**STATED EXERCISE:**
Give the count of lines containing the string "this", with no other output.

— Start RECORDS TO USE —

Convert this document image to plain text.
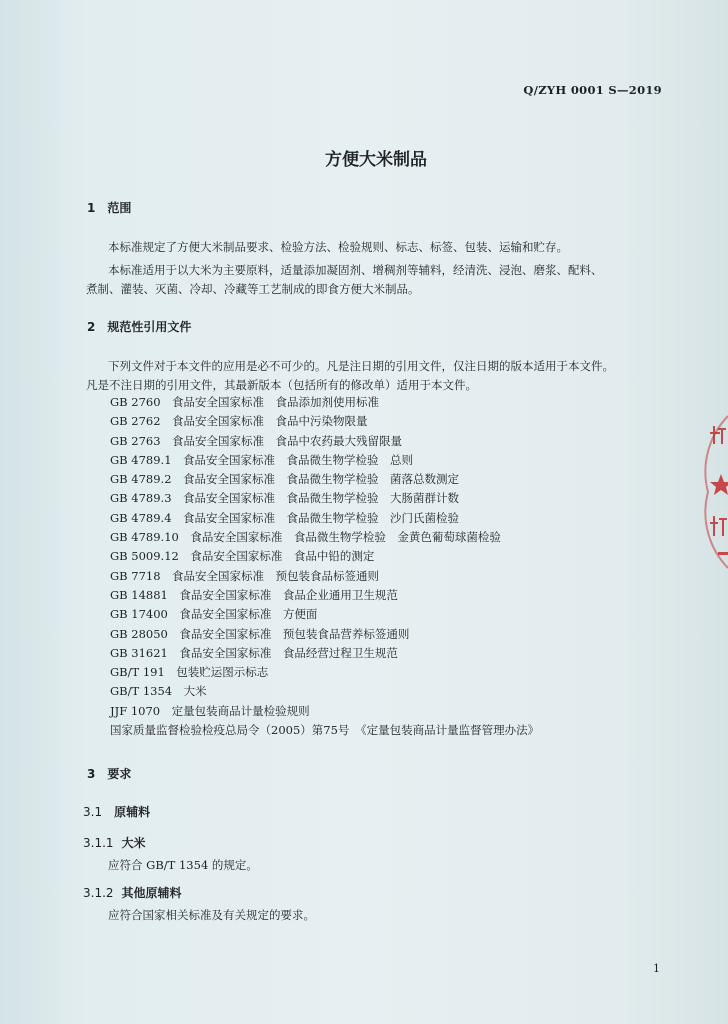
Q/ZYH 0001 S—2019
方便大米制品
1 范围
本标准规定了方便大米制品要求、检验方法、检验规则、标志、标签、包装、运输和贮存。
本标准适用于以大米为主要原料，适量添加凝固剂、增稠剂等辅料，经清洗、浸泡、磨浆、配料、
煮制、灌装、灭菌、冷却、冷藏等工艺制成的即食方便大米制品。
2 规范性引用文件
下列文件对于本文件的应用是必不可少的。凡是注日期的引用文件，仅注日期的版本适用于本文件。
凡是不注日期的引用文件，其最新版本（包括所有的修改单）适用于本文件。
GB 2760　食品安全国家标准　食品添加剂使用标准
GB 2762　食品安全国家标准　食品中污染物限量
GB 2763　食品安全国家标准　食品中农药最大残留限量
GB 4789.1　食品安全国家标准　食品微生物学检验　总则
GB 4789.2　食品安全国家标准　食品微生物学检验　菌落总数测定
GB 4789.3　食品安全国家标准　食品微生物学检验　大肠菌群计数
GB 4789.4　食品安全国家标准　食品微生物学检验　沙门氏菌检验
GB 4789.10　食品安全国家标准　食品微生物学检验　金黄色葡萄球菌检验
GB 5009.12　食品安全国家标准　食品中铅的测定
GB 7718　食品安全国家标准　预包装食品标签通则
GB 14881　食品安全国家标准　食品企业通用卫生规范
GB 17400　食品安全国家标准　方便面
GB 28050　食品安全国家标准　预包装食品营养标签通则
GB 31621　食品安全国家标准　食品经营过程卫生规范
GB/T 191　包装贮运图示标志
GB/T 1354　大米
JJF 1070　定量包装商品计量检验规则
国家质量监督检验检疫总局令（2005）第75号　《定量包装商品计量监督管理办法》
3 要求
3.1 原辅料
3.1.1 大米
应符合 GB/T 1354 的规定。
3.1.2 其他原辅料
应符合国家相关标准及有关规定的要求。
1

— End RECORDS TO USE —
— Start RECORDS TO USE —

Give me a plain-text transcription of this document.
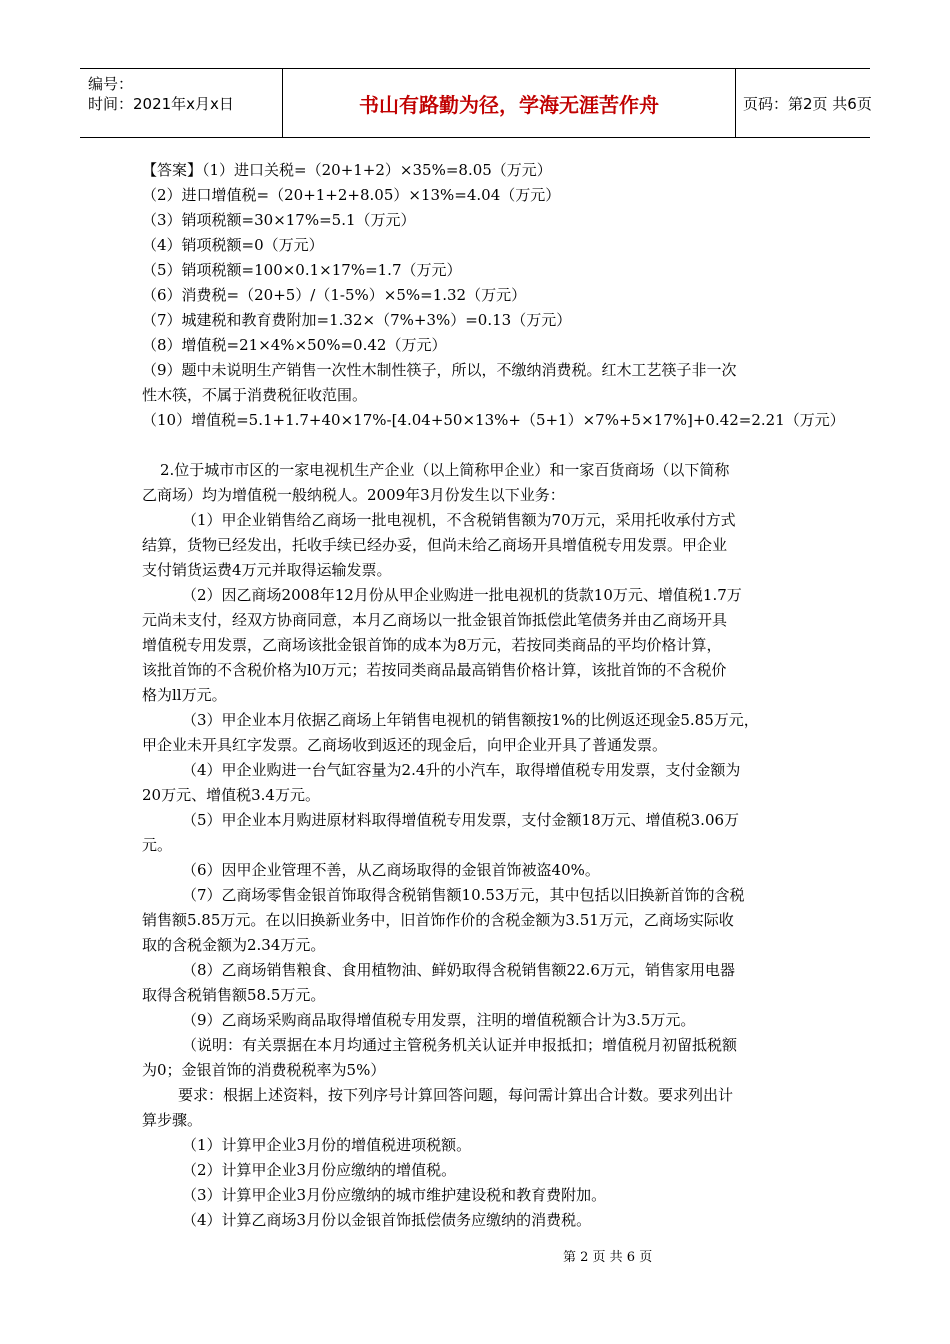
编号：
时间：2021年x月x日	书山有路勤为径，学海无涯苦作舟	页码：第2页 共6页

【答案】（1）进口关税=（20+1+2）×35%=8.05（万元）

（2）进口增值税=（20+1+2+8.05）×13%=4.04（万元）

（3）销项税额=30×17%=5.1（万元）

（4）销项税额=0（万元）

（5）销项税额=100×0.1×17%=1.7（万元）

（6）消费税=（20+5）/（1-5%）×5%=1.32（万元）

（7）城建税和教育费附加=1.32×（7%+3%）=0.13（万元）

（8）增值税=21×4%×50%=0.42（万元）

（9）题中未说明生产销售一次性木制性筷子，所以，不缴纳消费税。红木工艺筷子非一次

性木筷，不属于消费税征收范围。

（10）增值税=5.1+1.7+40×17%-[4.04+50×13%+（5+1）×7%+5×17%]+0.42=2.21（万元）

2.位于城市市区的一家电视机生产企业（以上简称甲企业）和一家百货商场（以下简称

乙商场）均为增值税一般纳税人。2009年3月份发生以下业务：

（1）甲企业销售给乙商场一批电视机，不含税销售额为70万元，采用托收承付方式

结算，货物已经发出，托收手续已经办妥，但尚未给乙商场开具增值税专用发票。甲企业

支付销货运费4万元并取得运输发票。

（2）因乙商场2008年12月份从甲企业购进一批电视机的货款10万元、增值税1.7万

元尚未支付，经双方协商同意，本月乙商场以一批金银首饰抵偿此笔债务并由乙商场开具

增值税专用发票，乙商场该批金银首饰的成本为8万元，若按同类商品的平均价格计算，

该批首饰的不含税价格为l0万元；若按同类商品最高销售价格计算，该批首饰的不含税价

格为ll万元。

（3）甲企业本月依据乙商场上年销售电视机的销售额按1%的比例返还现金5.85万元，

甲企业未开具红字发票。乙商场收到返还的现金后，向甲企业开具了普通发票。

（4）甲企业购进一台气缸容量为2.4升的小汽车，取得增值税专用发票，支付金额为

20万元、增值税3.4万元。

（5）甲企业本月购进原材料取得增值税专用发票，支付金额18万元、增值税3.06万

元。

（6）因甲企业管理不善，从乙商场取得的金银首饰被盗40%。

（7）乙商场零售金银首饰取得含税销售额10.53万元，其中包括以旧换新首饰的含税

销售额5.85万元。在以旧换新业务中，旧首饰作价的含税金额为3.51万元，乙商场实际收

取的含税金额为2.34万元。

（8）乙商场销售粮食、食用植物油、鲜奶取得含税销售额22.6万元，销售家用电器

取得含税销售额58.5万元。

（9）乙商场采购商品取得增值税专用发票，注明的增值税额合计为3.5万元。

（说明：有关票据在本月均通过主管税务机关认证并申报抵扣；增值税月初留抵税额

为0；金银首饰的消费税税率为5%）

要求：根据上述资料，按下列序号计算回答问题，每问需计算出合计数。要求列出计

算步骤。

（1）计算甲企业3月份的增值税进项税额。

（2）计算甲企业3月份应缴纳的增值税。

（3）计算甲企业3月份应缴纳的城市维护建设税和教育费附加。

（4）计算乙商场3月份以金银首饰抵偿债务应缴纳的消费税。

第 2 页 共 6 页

— End RECORDS TO USE —

**FINISHED ANSWER:**
2